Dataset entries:
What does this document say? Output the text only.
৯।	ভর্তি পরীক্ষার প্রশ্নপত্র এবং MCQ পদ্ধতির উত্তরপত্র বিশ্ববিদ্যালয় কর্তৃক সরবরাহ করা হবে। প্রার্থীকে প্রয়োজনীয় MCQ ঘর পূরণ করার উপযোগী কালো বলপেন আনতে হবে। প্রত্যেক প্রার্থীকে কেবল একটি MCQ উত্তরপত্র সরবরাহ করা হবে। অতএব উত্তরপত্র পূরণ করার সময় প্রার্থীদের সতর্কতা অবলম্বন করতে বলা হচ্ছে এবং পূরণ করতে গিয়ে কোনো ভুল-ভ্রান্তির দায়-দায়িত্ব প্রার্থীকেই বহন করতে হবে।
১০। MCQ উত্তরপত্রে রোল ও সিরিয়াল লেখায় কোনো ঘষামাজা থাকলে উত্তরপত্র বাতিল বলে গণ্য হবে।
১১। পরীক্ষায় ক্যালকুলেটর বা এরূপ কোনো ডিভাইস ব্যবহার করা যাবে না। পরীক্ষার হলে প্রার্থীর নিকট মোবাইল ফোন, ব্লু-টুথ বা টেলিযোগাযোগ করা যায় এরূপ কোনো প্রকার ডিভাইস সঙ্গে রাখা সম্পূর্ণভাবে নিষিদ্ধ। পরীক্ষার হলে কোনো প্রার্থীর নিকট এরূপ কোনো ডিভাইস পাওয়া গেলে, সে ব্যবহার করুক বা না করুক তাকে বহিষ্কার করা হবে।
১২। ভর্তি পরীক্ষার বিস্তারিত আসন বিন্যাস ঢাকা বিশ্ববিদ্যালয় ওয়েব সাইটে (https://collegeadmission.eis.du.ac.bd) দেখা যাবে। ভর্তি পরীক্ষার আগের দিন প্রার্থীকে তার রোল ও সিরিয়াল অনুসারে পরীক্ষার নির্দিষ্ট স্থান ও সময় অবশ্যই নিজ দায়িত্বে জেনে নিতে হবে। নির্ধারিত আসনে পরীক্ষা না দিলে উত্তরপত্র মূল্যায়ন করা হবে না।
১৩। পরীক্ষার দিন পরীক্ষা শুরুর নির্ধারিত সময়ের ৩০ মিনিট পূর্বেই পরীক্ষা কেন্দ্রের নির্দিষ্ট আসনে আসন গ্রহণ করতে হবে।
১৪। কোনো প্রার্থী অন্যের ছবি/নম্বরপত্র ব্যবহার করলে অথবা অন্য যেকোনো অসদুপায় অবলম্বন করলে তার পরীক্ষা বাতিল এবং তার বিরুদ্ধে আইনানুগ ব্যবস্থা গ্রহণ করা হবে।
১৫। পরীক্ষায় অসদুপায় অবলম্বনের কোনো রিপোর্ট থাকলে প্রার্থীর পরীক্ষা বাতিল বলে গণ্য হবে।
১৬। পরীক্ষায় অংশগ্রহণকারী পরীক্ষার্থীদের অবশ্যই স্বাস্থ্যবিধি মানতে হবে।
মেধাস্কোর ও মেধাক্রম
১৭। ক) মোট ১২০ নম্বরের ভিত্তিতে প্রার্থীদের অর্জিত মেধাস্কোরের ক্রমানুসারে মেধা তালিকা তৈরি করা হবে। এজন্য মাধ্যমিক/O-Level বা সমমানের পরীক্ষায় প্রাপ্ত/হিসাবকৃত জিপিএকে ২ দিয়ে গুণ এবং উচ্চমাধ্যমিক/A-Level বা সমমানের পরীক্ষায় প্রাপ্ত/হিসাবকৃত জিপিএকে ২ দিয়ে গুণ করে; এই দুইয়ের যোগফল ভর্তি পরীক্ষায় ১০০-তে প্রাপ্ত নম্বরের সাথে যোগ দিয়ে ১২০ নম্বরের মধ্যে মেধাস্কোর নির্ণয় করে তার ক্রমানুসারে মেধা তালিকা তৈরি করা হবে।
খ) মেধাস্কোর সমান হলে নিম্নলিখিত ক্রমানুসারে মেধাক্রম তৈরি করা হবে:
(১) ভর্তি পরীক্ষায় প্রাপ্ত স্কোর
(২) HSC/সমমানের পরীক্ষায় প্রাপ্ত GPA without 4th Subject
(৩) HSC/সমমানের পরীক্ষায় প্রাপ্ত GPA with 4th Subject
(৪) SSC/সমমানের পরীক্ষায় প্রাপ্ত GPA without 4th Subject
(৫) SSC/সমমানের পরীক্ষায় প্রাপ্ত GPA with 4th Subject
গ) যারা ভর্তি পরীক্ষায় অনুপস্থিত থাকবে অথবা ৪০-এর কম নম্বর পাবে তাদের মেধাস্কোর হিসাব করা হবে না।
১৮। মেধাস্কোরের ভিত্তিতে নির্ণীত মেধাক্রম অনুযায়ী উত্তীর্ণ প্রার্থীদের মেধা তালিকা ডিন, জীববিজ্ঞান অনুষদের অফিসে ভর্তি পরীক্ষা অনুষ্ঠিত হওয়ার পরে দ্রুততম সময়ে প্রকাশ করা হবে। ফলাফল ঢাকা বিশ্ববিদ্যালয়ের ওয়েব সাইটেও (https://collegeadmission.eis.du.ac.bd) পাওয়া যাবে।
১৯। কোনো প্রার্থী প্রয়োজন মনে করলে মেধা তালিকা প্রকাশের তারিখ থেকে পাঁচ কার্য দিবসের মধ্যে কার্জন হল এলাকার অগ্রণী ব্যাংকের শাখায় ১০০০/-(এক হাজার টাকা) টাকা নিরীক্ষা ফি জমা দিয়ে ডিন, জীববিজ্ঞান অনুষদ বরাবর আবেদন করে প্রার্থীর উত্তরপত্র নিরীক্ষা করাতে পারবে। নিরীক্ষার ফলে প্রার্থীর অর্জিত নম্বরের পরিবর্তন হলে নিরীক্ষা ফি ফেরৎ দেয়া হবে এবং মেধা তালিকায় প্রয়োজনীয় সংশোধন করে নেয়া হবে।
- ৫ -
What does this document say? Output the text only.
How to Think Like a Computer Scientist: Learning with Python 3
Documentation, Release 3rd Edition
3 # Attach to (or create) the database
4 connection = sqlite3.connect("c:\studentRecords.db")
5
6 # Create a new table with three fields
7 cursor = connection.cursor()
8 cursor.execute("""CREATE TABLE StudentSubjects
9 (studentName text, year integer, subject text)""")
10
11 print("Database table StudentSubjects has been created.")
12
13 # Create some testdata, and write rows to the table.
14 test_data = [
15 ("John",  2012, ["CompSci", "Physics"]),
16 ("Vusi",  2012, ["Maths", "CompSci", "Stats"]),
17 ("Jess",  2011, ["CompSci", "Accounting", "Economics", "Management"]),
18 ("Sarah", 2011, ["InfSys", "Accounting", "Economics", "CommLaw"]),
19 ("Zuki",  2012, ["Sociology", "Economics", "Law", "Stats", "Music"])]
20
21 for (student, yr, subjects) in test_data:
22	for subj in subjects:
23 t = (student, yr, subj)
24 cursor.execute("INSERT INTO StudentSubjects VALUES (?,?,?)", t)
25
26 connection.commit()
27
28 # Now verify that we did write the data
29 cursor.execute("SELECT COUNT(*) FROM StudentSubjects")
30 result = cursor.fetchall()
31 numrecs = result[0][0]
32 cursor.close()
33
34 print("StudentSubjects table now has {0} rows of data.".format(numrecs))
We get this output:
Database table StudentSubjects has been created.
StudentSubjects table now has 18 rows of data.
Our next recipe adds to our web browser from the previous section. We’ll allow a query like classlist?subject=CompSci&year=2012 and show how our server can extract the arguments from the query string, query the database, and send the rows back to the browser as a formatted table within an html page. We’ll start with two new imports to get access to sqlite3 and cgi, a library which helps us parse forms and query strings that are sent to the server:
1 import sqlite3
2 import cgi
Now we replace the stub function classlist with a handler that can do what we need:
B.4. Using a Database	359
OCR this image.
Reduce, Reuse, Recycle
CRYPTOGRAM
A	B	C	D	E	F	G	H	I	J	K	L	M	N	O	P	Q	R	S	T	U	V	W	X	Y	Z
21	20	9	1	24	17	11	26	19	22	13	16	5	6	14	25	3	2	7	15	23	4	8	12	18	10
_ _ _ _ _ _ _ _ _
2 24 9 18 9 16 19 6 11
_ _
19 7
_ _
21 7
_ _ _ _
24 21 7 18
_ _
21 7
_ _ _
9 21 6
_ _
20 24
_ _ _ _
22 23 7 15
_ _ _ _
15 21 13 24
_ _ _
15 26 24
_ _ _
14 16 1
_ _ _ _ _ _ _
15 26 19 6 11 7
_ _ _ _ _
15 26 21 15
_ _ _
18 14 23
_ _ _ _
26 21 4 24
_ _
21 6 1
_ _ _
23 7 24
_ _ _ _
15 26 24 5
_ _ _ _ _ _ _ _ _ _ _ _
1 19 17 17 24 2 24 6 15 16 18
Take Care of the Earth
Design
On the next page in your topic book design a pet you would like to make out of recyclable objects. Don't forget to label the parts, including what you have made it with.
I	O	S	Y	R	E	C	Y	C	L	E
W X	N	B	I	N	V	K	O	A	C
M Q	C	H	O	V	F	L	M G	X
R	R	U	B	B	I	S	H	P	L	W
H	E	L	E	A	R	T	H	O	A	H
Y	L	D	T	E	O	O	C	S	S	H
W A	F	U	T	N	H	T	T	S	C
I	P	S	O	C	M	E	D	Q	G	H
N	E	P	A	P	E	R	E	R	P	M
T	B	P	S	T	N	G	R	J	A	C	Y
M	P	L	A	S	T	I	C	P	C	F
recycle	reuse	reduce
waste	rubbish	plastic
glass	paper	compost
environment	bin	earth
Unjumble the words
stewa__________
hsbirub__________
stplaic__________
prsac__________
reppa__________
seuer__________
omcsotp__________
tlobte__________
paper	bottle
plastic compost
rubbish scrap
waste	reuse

▶ Written problem: Of the lines in the material, how many include "print"? Respond with the number alone.

▶ Result of the task: 2